**Given exercise**
All lines below must be repeated exactly, with the pictures omitted.

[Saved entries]

■ ■ ■ ■ ■

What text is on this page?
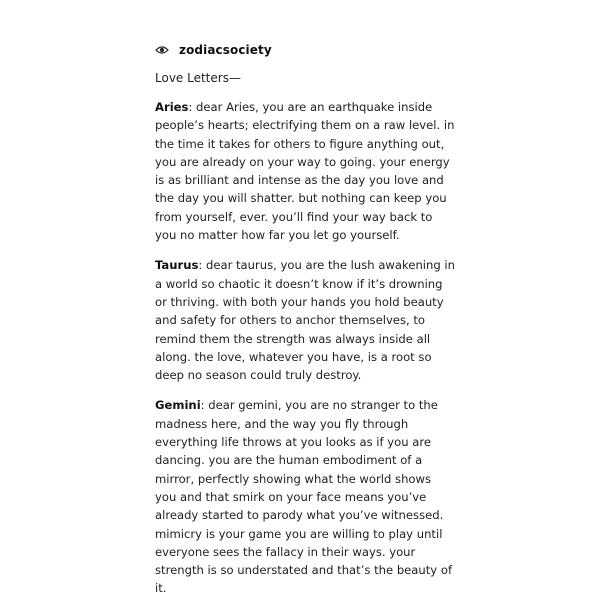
zodiacsociety

Love Letters—

Aries: dear Aries, you are an earthquake inside people’s hearts; electrifying them on a raw level. in the time it takes for others to figure anything out, you are already on your way to going. your energy is as brilliant and intense as the day you love and the day you will shatter. but nothing can keep you from yourself, ever. you’ll find your way back to you no matter how far you let go yourself.

Taurus: dear taurus, you are the lush awakening in a world so chaotic it doesn’t know if it’s drowning or thriving. with both your hands you hold beauty and safety for others to anchor themselves, to remind them the strength was always inside all along. the love, whatever you have, is a root so deep no season could truly destroy.

Gemini: dear gemini, you are no stranger to the madness here, and the way you fly through everything life throws at you looks as if you are dancing. you are the human embodiment of a mirror, perfectly showing what the world shows you and that smirk on your face means you’ve already started to parody what you’ve witnessed. mimicry is your game you are willing to play until everyone sees the fallacy in their ways. your strength is so understated and that’s the beauty of it.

■ ■ ■ ■ ■

**Problem solution**
What text is on this page?
zodiacsociety

Love Letters—

Aries: dear Aries, you are an earthquake inside people’s hearts; electrifying them on a raw level. in the time it takes for others to figure anything out, you are already on your way to going. your energy is as brilliant and intense as the day you love and the day you will shatter. but nothing can keep you from yourself, ever. you’ll find your way back to you no matter how far you let go yourself.

Taurus: dear taurus, you are the lush awakening in a world so chaotic it doesn’t know if it’s drowning or thriving. with both your hands you hold beauty and safety for others to anchor themselves, to remind them the strength was always inside all along. the love, whatever you have, is a root so deep no season could truly destroy.

Gemini: dear gemini, you are no stranger to the madness here, and the way you fly through everything life throws at you looks as if you are dancing. you are the human embodiment of a mirror, perfectly showing what the world shows you and that smirk on your face means you’ve already started to parody what you’ve witnessed. mimicry is your game you are willing to play until everyone sees the fallacy in their ways. your strength is so understated and that’s the beauty of it.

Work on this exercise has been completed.